Instructions to follow
In the listing below, locate the lines that hold the string "sidebar". Copy those lines.

BEGIN Record extracts

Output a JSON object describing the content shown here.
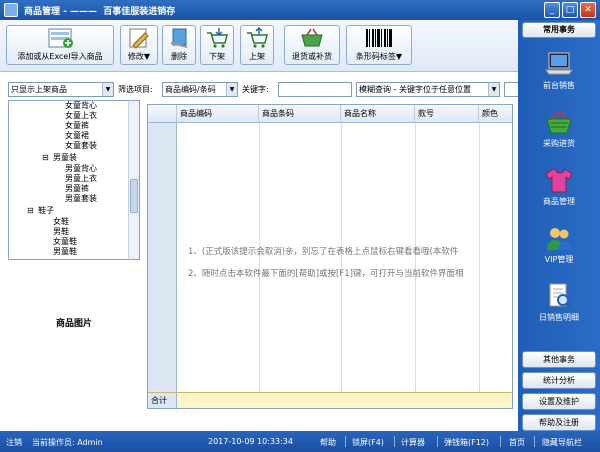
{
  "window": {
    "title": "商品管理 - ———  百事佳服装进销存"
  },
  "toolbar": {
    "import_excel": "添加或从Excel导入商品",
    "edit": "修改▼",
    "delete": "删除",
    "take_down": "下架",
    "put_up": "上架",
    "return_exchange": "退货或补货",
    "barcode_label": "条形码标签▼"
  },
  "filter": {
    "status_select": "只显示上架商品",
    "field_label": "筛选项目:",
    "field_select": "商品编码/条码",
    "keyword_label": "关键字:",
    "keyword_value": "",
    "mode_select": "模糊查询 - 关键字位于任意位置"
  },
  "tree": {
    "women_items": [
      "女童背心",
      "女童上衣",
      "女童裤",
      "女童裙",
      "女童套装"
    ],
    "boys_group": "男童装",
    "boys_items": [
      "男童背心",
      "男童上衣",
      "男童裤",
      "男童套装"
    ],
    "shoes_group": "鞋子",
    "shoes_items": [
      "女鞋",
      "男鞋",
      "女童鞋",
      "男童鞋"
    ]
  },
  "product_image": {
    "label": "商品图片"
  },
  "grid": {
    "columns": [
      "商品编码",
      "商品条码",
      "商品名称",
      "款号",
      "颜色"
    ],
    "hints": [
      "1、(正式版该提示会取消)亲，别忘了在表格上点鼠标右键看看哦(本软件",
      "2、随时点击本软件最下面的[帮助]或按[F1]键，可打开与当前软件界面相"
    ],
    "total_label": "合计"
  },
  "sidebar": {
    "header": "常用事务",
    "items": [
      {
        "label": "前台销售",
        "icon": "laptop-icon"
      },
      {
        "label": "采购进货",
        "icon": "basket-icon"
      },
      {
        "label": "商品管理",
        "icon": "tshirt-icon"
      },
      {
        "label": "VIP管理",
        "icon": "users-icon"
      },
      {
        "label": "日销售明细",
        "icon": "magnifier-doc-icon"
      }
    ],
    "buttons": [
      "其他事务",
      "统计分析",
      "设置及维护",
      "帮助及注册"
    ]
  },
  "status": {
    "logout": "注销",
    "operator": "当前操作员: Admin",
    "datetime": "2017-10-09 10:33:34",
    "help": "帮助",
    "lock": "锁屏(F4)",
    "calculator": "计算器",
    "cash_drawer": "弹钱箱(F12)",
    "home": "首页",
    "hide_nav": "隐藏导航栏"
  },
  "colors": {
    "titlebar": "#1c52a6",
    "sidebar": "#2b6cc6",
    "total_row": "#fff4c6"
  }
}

END Record extracts
BEGIN Record extracts

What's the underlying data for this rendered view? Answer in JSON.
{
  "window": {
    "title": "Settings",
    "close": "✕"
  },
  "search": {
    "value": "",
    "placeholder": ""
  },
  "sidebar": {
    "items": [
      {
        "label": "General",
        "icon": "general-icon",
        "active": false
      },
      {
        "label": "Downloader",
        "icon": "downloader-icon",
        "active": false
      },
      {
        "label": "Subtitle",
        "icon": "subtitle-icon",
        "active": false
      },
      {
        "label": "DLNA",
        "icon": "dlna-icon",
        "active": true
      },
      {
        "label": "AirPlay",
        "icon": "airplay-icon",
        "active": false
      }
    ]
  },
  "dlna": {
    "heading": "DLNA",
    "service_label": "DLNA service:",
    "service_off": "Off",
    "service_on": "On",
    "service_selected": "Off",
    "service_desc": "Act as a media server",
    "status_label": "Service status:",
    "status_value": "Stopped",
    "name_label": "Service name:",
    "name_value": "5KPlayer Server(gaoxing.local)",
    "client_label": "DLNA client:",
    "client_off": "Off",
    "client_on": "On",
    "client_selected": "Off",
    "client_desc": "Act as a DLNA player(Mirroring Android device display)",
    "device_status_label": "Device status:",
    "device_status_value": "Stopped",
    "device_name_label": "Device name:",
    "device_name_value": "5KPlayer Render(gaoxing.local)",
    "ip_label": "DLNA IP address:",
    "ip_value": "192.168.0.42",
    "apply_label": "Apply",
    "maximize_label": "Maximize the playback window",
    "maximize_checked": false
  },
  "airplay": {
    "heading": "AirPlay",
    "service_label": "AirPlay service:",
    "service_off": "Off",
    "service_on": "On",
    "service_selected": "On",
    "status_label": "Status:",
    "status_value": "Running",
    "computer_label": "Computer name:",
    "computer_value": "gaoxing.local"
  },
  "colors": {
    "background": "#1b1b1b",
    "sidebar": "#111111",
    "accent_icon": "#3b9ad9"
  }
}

END Record extracts

Answer
  "sidebar": {
    "sidebar": "#2b6cc6",
  "sidebar": {
    "sidebar": "#111111",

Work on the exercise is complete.